REQUIRED WORK -> Return all the data, word for word.

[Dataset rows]
┄┄┄┄┄┄┄┄┄┄┄┄┄┄┄┄┄┄┄┄

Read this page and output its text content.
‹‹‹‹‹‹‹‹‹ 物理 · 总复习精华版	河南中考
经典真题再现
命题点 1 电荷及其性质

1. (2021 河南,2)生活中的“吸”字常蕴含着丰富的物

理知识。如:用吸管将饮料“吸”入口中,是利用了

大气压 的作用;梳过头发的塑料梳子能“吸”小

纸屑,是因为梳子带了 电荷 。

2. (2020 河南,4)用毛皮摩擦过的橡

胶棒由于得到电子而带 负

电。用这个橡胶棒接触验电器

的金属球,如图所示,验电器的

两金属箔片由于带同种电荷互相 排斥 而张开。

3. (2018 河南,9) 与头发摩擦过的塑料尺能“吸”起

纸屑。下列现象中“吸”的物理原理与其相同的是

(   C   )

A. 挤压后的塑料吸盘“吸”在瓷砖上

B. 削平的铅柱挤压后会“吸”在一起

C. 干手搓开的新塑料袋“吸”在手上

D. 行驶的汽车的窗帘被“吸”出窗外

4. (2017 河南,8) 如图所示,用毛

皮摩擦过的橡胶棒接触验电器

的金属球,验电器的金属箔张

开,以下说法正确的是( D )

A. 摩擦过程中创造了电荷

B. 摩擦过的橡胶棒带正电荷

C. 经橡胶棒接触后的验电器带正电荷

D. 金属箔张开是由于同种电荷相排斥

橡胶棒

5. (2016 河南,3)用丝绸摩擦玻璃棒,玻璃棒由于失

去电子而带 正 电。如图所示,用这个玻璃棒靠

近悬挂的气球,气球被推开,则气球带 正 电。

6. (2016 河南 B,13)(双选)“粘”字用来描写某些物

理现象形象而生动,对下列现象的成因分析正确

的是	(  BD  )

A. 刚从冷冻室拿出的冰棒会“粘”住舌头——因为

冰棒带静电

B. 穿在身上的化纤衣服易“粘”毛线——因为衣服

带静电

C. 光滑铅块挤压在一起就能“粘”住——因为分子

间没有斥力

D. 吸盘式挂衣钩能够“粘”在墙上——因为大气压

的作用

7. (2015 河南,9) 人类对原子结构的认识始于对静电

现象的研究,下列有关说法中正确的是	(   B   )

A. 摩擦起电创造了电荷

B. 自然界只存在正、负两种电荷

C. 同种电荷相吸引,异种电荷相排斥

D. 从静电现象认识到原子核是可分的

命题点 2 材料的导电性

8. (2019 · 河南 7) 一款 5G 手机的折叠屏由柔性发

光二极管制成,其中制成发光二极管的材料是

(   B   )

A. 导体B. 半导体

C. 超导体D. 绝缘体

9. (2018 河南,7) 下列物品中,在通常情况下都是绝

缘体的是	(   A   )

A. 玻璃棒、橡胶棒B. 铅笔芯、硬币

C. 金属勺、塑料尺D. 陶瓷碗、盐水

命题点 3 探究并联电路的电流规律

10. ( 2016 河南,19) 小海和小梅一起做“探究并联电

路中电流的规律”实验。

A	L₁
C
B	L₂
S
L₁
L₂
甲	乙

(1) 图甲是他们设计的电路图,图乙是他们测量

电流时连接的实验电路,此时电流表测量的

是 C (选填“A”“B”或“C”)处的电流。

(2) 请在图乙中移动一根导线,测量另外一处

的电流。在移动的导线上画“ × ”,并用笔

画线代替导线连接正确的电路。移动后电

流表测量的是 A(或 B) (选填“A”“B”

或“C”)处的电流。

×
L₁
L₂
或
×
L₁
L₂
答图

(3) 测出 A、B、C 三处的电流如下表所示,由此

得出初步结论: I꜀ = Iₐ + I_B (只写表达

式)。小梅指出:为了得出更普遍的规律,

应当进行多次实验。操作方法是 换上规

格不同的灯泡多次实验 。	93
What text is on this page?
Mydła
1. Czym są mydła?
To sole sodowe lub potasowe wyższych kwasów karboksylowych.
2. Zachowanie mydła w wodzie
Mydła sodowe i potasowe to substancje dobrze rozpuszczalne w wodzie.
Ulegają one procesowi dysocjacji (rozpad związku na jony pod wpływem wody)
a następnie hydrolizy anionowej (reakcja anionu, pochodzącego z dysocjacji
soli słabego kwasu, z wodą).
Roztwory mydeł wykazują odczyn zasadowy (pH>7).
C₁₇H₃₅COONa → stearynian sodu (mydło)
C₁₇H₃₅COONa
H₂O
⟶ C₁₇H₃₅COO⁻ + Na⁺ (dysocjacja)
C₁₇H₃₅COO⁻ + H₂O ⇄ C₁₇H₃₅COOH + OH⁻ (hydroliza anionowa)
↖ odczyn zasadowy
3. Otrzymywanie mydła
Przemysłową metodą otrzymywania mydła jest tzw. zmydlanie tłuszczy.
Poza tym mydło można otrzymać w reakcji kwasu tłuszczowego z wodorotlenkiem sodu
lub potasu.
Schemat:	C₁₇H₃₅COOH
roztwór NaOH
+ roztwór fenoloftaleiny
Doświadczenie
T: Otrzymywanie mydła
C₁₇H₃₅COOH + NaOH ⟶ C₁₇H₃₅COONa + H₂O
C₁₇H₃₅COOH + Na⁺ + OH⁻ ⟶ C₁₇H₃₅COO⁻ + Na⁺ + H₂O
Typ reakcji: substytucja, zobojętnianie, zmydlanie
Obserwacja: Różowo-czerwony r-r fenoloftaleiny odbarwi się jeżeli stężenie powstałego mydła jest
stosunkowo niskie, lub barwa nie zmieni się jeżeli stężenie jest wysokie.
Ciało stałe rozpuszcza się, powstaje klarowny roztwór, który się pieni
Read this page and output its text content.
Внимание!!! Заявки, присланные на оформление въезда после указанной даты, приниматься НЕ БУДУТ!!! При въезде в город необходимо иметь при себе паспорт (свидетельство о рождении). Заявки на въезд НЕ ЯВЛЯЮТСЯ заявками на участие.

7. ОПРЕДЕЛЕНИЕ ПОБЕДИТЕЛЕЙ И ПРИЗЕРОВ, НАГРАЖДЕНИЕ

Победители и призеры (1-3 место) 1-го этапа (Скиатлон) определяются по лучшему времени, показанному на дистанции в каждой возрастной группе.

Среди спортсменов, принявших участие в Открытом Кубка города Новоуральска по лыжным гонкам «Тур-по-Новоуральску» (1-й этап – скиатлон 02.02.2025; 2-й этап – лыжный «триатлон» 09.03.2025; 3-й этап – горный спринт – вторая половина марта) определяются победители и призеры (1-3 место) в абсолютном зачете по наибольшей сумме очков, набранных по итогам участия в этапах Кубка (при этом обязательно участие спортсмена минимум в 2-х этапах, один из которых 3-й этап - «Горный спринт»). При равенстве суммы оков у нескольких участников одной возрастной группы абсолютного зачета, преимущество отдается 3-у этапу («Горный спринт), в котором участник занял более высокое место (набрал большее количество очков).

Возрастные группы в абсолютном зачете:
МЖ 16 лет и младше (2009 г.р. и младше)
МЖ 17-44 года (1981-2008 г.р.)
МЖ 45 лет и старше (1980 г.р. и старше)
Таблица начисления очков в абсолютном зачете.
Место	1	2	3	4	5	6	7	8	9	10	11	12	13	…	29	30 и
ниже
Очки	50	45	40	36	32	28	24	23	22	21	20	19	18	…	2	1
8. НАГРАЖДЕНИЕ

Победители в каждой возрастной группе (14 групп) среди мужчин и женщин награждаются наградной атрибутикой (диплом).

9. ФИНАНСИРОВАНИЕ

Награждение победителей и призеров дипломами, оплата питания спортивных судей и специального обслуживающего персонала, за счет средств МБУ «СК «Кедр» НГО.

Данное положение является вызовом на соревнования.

┄┄┄┄┄┄┄┄┄┄┄┄┄┄┄┄┄┄┄┄

WRITTEN REPLY ->
Read this page and output its text content.
‹‹‹‹‹‹‹‹‹ 物理 · 总复习精华版	河南中考
经典真题再现
命题点 1 电荷及其性质

1. (2021 河南,2)生活中的“吸”字常蕴含着丰富的物

理知识。如:用吸管将饮料“吸”入口中,是利用了

大气压 的作用;梳过头发的塑料梳子能“吸”小

纸屑,是因为梳子带了 电荷 。

2. (2020 河南,4)用毛皮摩擦过的橡

胶棒由于得到电子而带 负

电。用这个橡胶棒接触验电器

的金属球,如图所示,验电器的

两金属箔片由于带同种电荷互相 排斥 而张开。

3. (2018 河南,9) 与头发摩擦过的塑料尺能“吸”起

纸屑。下列现象中“吸”的物理原理与其相同的是

(   C   )

A. 挤压后的塑料吸盘“吸”在瓷砖上

B. 削平的铅柱挤压后会“吸”在一起

C. 干手搓开的新塑料袋“吸”在手上

D. 行驶的汽车的窗帘被“吸”出窗外

4. (2017 河南,8) 如图所示,用毛

皮摩擦过的橡胶棒接触验电器

的金属球,验电器的金属箔张

开,以下说法正确的是( D )

A. 摩擦过程中创造了电荷

B. 摩擦过的橡胶棒带正电荷

C. 经橡胶棒接触后的验电器带正电荷

D. 金属箔张开是由于同种电荷相排斥

橡胶棒

5. (2016 河南,3)用丝绸摩擦玻璃棒,玻璃棒由于失

去电子而带 正 电。如图所示,用这个玻璃棒靠

近悬挂的气球,气球被推开,则气球带 正 电。

6. (2016 河南 B,13)(双选)“粘”字用来描写某些物

理现象形象而生动,对下列现象的成因分析正确

的是	(  BD  )

A. 刚从冷冻室拿出的冰棒会“粘”住舌头——因为

冰棒带静电

B. 穿在身上的化纤衣服易“粘”毛线——因为衣服

带静电

C. 光滑铅块挤压在一起就能“粘”住——因为分子

间没有斥力

D. 吸盘式挂衣钩能够“粘”在墙上——因为大气压

的作用

7. (2015 河南,9) 人类对原子结构的认识始于对静电

现象的研究,下列有关说法中正确的是	(   B   )

A. 摩擦起电创造了电荷

B. 自然界只存在正、负两种电荷

C. 同种电荷相吸引,异种电荷相排斥

D. 从静电现象认识到原子核是可分的

命题点 2 材料的导电性

8. (2019 · 河南 7) 一款 5G 手机的折叠屏由柔性发

光二极管制成,其中制成发光二极管的材料是

(   B   )

A. 导体B. 半导体

C. 超导体D. 绝缘体

9. (2018 河南,7) 下列物品中,在通常情况下都是绝

缘体的是	(   A   )

A. 玻璃棒、橡胶棒B. 铅笔芯、硬币

C. 金属勺、塑料尺D. 陶瓷碗、盐水

命题点 3 探究并联电路的电流规律

10. ( 2016 河南,19) 小海和小梅一起做“探究并联电

路中电流的规律”实验。

A	L₁
C
B	L₂
S
L₁
L₂
甲	乙

(1) 图甲是他们设计的电路图,图乙是他们测量

电流时连接的实验电路,此时电流表测量的

是 C (选填“A”“B”或“C”)处的电流。

(2) 请在图乙中移动一根导线,测量另外一处

的电流。在移动的导线上画“ × ”,并用笔

画线代替导线连接正确的电路。移动后电

流表测量的是 A(或 B) (选填“A”“B”

或“C”)处的电流。

×
L₁
L₂
或
×
L₁
L₂
答图

(3) 测出 A、B、C 三处的电流如下表所示,由此

得出初步结论: I꜀ = Iₐ + I_B (只写表达

式)。小梅指出:为了得出更普遍的规律,

应当进行多次实验。操作方法是 换上规

格不同的灯泡多次实验 。	93
What text is on this page?
Mydła
1. Czym są mydła?
To sole sodowe lub potasowe wyższych kwasów karboksylowych.
2. Zachowanie mydła w wodzie
Mydła sodowe i potasowe to substancje dobrze rozpuszczalne w wodzie.
Ulegają one procesowi dysocjacji (rozpad związku na jony pod wpływem wody)
a następnie hydrolizy anionowej (reakcja anionu, pochodzącego z dysocjacji
soli słabego kwasu, z wodą).
Roztwory mydeł wykazują odczyn zasadowy (pH>7).
C₁₇H₃₅COONa → stearynian sodu (mydło)
C₁₇H₃₅COONa
H₂O
⟶ C₁₇H₃₅COO⁻ + Na⁺ (dysocjacja)
C₁₇H₃₅COO⁻ + H₂O ⇄ C₁₇H₃₅COOH + OH⁻ (hydroliza anionowa)
↖ odczyn zasadowy
3. Otrzymywanie mydła
Przemysłową metodą otrzymywania mydła jest tzw. zmydlanie tłuszczy.
Poza tym mydło można otrzymać w reakcji kwasu tłuszczowego z wodorotlenkiem sodu
lub potasu.
Schemat:	C₁₇H₃₅COOH
roztwór NaOH
+ roztwór fenoloftaleiny
Doświadczenie
T: Otrzymywanie mydła
C₁₇H₃₅COOH + NaOH ⟶ C₁₇H₃₅COONa + H₂O
C₁₇H₃₅COOH + Na⁺ + OH⁻ ⟶ C₁₇H₃₅COO⁻ + Na⁺ + H₂O
Typ reakcji: substytucja, zobojętnianie, zmydlanie
Obserwacja: Różowo-czerwony r-r fenoloftaleiny odbarwi się jeżeli stężenie powstałego mydła jest
stosunkowo niskie, lub barwa nie zmieni się jeżeli stężenie jest wysokie.
Ciało stałe rozpuszcza się, powstaje klarowny roztwór, który się pieni
Read this page and output its text content.
Внимание!!! Заявки, присланные на оформление въезда после указанной даты, приниматься НЕ БУДУТ!!! При въезде в город необходимо иметь при себе паспорт (свидетельство о рождении). Заявки на въезд НЕ ЯВЛЯЮТСЯ заявками на участие.

7. ОПРЕДЕЛЕНИЕ ПОБЕДИТЕЛЕЙ И ПРИЗЕРОВ, НАГРАЖДЕНИЕ

Победители и призеры (1-3 место) 1-го этапа (Скиатлон) определяются по лучшему времени, показанному на дистанции в каждой возрастной группе.

Среди спортсменов, принявших участие в Открытом Кубка города Новоуральска по лыжным гонкам «Тур-по-Новоуральску» (1-й этап – скиатлон 02.02.2025; 2-й этап – лыжный «триатлон» 09.03.2025; 3-й этап – горный спринт – вторая половина марта) определяются победители и призеры (1-3 место) в абсолютном зачете по наибольшей сумме очков, набранных по итогам участия в этапах Кубка (при этом обязательно участие спортсмена минимум в 2-х этапах, один из которых 3-й этап - «Горный спринт»). При равенстве суммы оков у нескольких участников одной возрастной группы абсолютного зачета, преимущество отдается 3-у этапу («Горный спринт), в котором участник занял более высокое место (набрал большее количество очков).

Возрастные группы в абсолютном зачете:
МЖ 16 лет и младше (2009 г.р. и младше)
МЖ 17-44 года (1981-2008 г.р.)
МЖ 45 лет и старше (1980 г.р. и старше)
Таблица начисления очков в абсолютном зачете.
Место	1	2	3	4	5	6	7	8	9	10	11	12	13	…	29	30 и
ниже
Очки	50	45	40	36	32	28	24	23	22	21	20	19	18	…	2	1
8. НАГРАЖДЕНИЕ

Победители в каждой возрастной группе (14 групп) среди мужчин и женщин награждаются наградной атрибутикой (диплом).

9. ФИНАНСИРОВАНИЕ

Награждение победителей и призеров дипломами, оплата питания спортивных судей и специального обслуживающего персонала, за счет средств МБУ «СК «Кедр» НГО.

Данное положение является вызовом на соревнования.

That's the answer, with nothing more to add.